SELECTED EXTRACT:
* * * * *
When I import the base package using rpy2's importr I can see that 'with' is in the object by doing:
from rpy2.robjects.packages import importr
base = importr('base')
dir(base)
However, I can't seem to figure out the correct syntax:
from rpy2.robjects.packages import importr
from rpy2 import robjects
base = importr('base')
base.with(res, robjects.r.plot(log2FoldChange, padj))
File "<stdin>", line 1
base.with(res, robjects.r.plot(log2FoldChange, padj))
^
SyntaxError: invalid syntax
Unfortunately, searching for something like 'base.with' has proven intractable. My question: what is the syntax for using 'base.with' in rpy2 python code?
Alternatively, while using 'with' is the most R forward approach to doing this, perhaps there's a more rpy2 friendly approach to this same problem that I'm unaware of.
* * * * *
Document understanding data
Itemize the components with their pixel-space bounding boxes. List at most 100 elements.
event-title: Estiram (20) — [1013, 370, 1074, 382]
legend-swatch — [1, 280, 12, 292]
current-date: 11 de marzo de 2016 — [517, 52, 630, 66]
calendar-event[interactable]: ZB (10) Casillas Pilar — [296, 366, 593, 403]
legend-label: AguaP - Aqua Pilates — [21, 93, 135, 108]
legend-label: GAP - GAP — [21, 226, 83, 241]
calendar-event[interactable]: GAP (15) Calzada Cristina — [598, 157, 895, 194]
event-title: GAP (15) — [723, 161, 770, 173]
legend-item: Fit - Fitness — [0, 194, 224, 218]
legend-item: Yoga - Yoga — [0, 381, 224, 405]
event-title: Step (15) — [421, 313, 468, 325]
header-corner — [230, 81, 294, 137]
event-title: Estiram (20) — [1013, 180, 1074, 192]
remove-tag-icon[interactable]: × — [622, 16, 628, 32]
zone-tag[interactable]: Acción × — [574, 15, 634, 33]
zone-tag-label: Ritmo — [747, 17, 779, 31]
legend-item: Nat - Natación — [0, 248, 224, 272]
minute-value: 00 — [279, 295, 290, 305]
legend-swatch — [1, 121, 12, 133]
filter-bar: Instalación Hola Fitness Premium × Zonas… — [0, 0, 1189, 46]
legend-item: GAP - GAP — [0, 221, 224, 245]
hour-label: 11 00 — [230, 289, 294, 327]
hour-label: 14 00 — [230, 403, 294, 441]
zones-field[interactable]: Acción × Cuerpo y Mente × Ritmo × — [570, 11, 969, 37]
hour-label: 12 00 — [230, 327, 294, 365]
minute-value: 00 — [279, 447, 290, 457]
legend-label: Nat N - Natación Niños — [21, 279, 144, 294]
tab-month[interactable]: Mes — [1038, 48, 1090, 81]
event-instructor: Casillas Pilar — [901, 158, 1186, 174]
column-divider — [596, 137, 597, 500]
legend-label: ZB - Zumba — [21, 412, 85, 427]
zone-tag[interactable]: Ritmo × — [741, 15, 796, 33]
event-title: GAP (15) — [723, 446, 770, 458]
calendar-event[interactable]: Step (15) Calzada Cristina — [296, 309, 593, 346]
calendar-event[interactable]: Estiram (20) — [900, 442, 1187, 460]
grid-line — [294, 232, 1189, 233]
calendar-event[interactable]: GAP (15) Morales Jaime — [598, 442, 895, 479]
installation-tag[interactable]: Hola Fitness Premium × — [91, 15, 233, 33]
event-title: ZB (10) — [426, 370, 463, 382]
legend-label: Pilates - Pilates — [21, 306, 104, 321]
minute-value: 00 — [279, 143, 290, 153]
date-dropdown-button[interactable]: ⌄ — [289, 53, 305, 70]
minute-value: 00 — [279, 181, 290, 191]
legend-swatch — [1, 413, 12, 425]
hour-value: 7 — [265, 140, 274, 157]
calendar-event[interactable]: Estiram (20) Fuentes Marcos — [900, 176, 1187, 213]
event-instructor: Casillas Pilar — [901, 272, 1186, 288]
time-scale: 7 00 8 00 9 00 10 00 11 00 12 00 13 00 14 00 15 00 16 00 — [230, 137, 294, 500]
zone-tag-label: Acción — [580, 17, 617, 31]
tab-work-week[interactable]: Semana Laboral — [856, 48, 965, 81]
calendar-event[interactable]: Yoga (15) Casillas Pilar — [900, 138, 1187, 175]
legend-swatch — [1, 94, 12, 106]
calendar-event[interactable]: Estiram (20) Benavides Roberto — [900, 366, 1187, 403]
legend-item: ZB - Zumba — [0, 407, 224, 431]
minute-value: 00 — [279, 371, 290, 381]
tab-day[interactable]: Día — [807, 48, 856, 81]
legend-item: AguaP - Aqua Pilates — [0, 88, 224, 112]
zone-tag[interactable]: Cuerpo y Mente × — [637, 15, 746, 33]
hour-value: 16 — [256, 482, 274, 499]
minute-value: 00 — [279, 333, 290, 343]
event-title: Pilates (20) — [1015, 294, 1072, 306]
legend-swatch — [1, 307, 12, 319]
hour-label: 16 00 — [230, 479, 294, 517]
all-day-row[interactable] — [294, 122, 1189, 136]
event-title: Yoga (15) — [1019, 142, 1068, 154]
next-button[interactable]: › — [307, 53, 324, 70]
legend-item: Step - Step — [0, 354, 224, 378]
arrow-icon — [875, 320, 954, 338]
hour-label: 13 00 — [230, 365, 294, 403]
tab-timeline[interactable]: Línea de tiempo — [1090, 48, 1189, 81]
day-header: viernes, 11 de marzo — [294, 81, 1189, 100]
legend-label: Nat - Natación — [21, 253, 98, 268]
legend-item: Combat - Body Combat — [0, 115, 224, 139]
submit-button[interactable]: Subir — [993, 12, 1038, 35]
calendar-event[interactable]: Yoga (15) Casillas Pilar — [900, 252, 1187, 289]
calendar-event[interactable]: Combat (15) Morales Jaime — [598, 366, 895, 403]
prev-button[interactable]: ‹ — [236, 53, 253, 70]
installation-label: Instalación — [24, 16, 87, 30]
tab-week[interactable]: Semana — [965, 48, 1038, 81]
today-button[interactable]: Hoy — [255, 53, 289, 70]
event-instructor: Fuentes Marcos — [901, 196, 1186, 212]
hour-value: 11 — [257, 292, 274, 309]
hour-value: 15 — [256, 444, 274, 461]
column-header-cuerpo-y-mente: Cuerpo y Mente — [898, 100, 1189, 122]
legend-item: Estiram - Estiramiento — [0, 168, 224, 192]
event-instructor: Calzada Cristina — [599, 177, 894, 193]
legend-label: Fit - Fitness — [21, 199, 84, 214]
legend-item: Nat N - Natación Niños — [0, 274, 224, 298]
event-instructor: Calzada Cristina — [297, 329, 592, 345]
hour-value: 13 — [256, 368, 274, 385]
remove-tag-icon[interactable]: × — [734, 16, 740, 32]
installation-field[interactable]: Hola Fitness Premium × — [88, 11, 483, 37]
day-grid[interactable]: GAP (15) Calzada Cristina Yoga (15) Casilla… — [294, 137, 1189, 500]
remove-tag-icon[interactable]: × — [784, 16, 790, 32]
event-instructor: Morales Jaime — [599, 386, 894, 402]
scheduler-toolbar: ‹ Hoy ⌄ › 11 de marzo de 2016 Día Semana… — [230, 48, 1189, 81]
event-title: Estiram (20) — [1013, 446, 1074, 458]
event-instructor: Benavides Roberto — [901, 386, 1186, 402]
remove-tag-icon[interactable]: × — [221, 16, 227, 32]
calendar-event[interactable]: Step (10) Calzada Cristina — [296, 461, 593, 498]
* * * * *
EXERCISE SET:
1) In the rpy2 post, what error does Python report for the line that calls base.with?
2) Extend the rpy2 post beyond its last sentence.

SOLVED PROBLEMS:
1) SyntaxError: invalid syntax

2)
Python might be getting a conflict with its own with() command which requires a space right after it. This is the challenge of interfacing with another language.
Try running the command natively in R syntax wrapped around the robjects function. Below I pass Python objects into R's global environment scope.
import rpy2.robjects as ro
ro.globalenv['res'] = res_frompy
ro.globalenv['log2FoldChang'] = log2FoldChang_frompy
ro.globalenv['padj'] = padj_frompy
ro.r('with(res, plot(log2FoldChange, padj))')